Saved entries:
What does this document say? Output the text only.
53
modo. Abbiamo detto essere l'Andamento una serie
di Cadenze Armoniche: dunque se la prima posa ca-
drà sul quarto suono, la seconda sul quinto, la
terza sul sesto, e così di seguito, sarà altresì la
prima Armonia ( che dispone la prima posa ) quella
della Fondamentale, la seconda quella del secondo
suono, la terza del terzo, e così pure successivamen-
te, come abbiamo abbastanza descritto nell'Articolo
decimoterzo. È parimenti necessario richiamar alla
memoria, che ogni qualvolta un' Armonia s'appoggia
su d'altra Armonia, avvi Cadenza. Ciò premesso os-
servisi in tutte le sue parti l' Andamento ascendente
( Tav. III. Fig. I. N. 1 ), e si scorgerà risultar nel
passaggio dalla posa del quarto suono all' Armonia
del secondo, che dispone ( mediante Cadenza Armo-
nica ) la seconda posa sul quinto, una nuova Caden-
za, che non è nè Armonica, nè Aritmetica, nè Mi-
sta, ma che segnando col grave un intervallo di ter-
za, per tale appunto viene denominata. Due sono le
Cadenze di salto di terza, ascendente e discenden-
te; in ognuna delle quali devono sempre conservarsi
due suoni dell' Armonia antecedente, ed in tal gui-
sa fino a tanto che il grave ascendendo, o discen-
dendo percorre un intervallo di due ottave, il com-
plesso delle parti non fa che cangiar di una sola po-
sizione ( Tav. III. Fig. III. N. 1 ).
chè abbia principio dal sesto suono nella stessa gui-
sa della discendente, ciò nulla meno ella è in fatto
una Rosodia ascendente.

What is asked>
Take the records above and return them exactly as written.

Task answer>
What does this document say? Output the text only.
53
modo. Abbiamo detto essere l'Andamento una serie
di Cadenze Armoniche: dunque se la prima posa ca-
drà sul quarto suono, la seconda sul quinto, la
terza sul sesto, e così di seguito, sarà altresì la
prima Armonia ( che dispone la prima posa ) quella
della Fondamentale, la seconda quella del secondo
suono, la terza del terzo, e così pure successivamen-
te, come abbiamo abbastanza descritto nell'Articolo
decimoterzo. È parimenti necessario richiamar alla
memoria, che ogni qualvolta un' Armonia s'appoggia
su d'altra Armonia, avvi Cadenza. Ciò premesso os-
servisi in tutte le sue parti l' Andamento ascendente
( Tav. III. Fig. I. N. 1 ), e si scorgerà risultar nel
passaggio dalla posa del quarto suono all' Armonia
del secondo, che dispone ( mediante Cadenza Armo-
nica ) la seconda posa sul quinto, una nuova Caden-
za, che non è nè Armonica, nè Aritmetica, nè Mi-
sta, ma che segnando col grave un intervallo di ter-
za, per tale appunto viene denominata. Due sono le
Cadenze di salto di terza, ascendente e discenden-
te; in ognuna delle quali devono sempre conservarsi
due suoni dell' Armonia antecedente, ed in tal gui-
sa fino a tanto che il grave ascendendo, o discen-
dendo percorre un intervallo di due ottave, il com-
plesso delle parti non fa che cangiar di una sola po-
sizione ( Tav. III. Fig. III. N. 1 ).
chè abbia principio dal sesto suono nella stessa gui-
sa della discendente, ciò nulla meno ella è in fatto
una Rosodia ascendente.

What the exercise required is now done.